▸ WHAT THE EXERCISE ASKS
Of the lines in the entries, how many hold the word "JSON"? Give that number alone.

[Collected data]
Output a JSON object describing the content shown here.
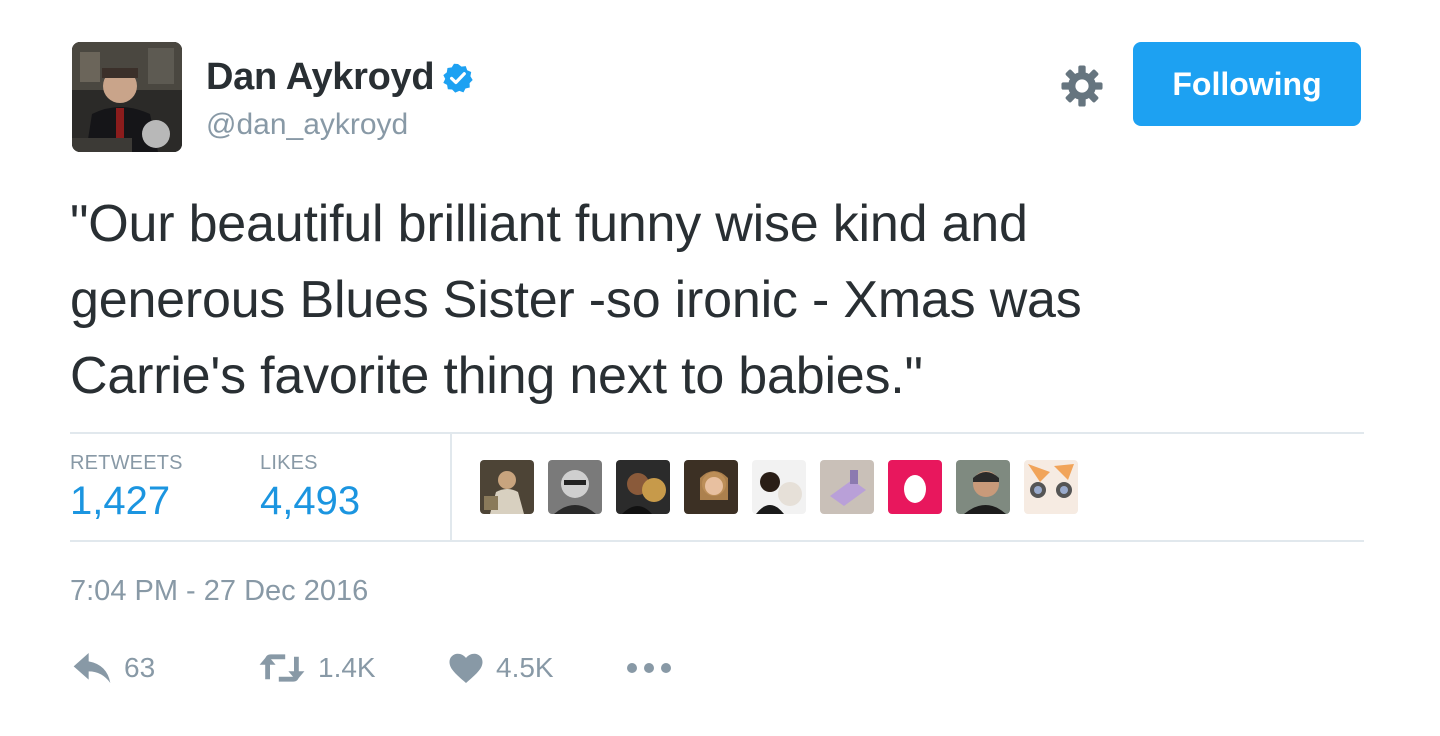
{
  "tweet": {
    "author": {
      "display_name": "Dan Aykroyd",
      "handle": "@dan_aykroyd",
      "verified_icon": "verified-badge-icon"
    },
    "follow_button_label": "Following",
    "settings_icon": "gear-icon",
    "text_lines": [
      "\"Our beautiful brilliant funny wise kind and",
      "generous Blues Sister -so ironic - Xmas was",
      "Carrie's favorite thing next to babies.\""
    ],
    "stats": {
      "retweets_label": "RETWEETS",
      "retweets_value": "1,427",
      "likes_label": "LIKES",
      "likes_value": "4,493"
    },
    "timestamp": "7:04 PM - 27 Dec 2016",
    "actions": {
      "reply_count": "63",
      "retweet_count": "1.4K",
      "like_count": "4.5K"
    }
  },
  "colors": {
    "brand_blue": "#1da1f2",
    "stat_blue": "#1b95e0",
    "muted_text": "#8899a6",
    "body_text": "#292f33",
    "divider": "#e1e8ed",
    "egg_avatar_pink": "#e8175d"
  }
}
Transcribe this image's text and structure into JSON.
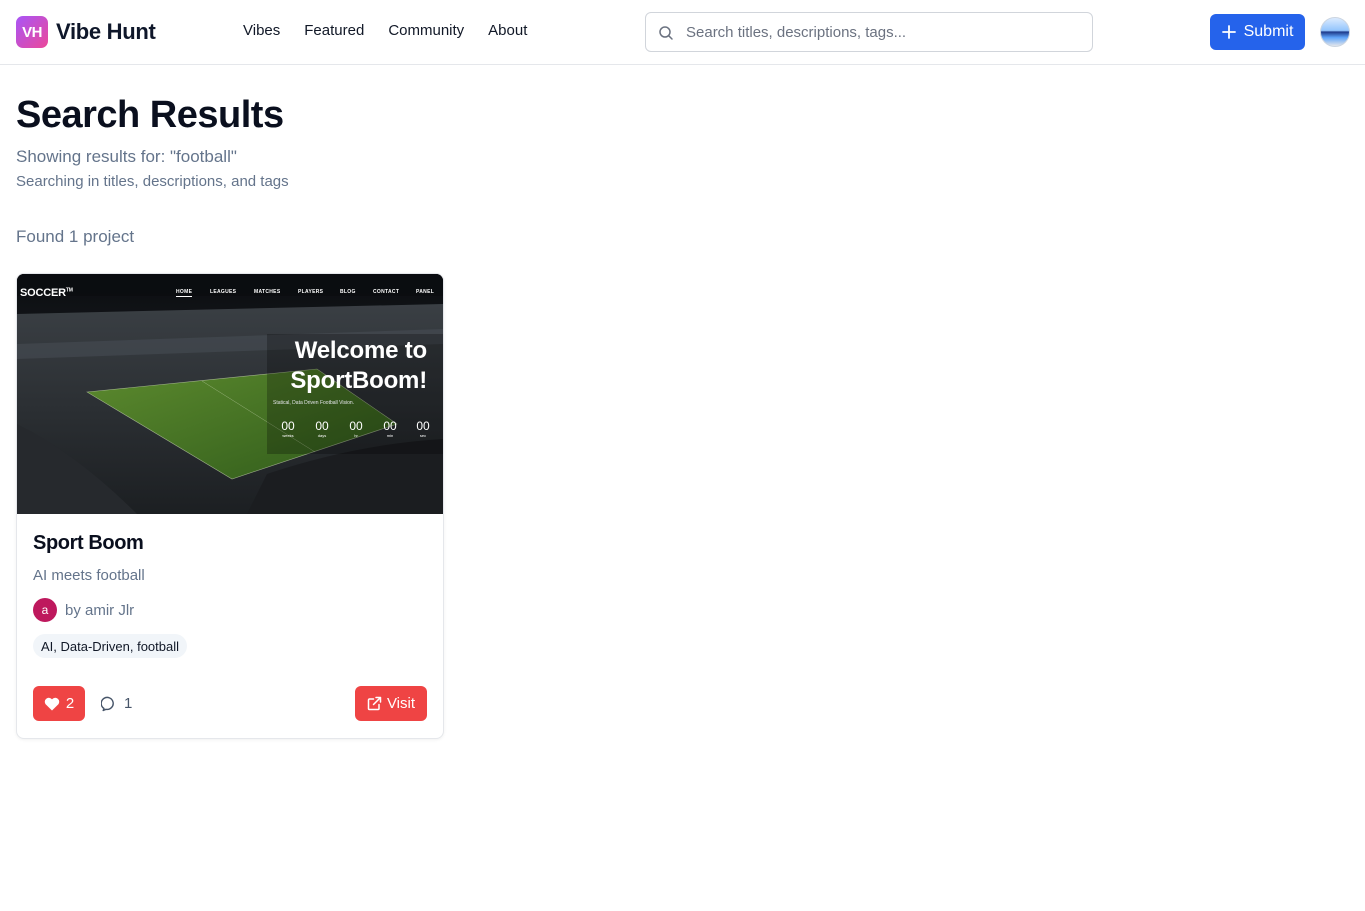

▸ OUTPUT BELOW
2